* _ASSIGNMENT_:
Every line of the data is to be retyped exactly.

* _PROVIDED INFORMATION_:

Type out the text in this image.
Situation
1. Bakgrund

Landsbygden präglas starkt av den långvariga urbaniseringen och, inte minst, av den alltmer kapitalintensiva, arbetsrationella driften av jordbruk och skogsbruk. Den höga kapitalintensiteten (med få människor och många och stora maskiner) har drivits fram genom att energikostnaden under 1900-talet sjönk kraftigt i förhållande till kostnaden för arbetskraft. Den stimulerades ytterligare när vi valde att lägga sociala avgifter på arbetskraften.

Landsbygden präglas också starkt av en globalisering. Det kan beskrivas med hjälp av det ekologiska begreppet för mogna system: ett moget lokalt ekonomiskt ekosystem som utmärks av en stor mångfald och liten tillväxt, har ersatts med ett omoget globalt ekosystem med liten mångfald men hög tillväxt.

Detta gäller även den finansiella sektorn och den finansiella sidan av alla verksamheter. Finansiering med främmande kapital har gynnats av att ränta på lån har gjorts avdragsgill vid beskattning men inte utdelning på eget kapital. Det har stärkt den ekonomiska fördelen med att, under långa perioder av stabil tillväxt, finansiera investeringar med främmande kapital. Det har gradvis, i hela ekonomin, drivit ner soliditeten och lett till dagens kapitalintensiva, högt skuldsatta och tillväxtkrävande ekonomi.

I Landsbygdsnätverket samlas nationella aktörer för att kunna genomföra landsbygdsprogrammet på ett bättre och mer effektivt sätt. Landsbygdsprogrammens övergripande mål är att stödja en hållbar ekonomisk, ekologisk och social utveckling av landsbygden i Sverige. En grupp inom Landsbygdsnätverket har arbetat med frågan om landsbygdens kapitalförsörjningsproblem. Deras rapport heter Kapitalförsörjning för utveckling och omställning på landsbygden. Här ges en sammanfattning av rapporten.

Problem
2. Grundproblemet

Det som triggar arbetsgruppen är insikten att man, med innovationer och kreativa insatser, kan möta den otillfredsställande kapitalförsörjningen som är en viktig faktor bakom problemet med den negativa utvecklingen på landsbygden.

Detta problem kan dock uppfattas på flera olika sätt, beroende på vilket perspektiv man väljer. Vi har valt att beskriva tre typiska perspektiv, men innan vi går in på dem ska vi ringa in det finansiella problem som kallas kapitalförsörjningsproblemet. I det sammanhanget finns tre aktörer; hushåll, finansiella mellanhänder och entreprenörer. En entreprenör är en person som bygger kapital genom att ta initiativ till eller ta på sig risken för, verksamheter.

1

* _EXERCISE RESPONSE_:
Type out the text in this image.
Situation
1. Bakgrund

Landsbygden präglas starkt av den långvariga urbaniseringen och, inte minst, av den alltmer kapitalintensiva, arbetsrationella driften av jordbruk och skogsbruk. Den höga kapitalintensiteten (med få människor och många och stora maskiner) har drivits fram genom att energikostnaden under 1900-talet sjönk kraftigt i förhållande till kostnaden för arbetskraft. Den stimulerades ytterligare när vi valde att lägga sociala avgifter på arbetskraften.

Landsbygden präglas också starkt av en globalisering. Det kan beskrivas med hjälp av det ekologiska begreppet för mogna system: ett moget lokalt ekonomiskt ekosystem som utmärks av en stor mångfald och liten tillväxt, har ersatts med ett omoget globalt ekosystem med liten mångfald men hög tillväxt.

Detta gäller även den finansiella sektorn och den finansiella sidan av alla verksamheter. Finansiering med främmande kapital har gynnats av att ränta på lån har gjorts avdragsgill vid beskattning men inte utdelning på eget kapital. Det har stärkt den ekonomiska fördelen med att, under långa perioder av stabil tillväxt, finansiera investeringar med främmande kapital. Det har gradvis, i hela ekonomin, drivit ner soliditeten och lett till dagens kapitalintensiva, högt skuldsatta och tillväxtkrävande ekonomi.

I Landsbygdsnätverket samlas nationella aktörer för att kunna genomföra landsbygdsprogrammet på ett bättre och mer effektivt sätt. Landsbygdsprogrammens övergripande mål är att stödja en hållbar ekonomisk, ekologisk och social utveckling av landsbygden i Sverige. En grupp inom Landsbygdsnätverket har arbetat med frågan om landsbygdens kapitalförsörjningsproblem. Deras rapport heter Kapitalförsörjning för utveckling och omställning på landsbygden. Här ges en sammanfattning av rapporten.

Problem
2. Grundproblemet

Det som triggar arbetsgruppen är insikten att man, med innovationer och kreativa insatser, kan möta den otillfredsställande kapitalförsörjningen som är en viktig faktor bakom problemet med den negativa utvecklingen på landsbygden.

Detta problem kan dock uppfattas på flera olika sätt, beroende på vilket perspektiv man väljer. Vi har valt att beskriva tre typiska perspektiv, men innan vi går in på dem ska vi ringa in det finansiella problem som kallas kapitalförsörjningsproblemet. I det sammanhanget finns tre aktörer; hushåll, finansiella mellanhänder och entreprenörer. En entreprenör är en person som bygger kapital genom att ta initiativ till eller ta på sig risken för, verksamheter.

1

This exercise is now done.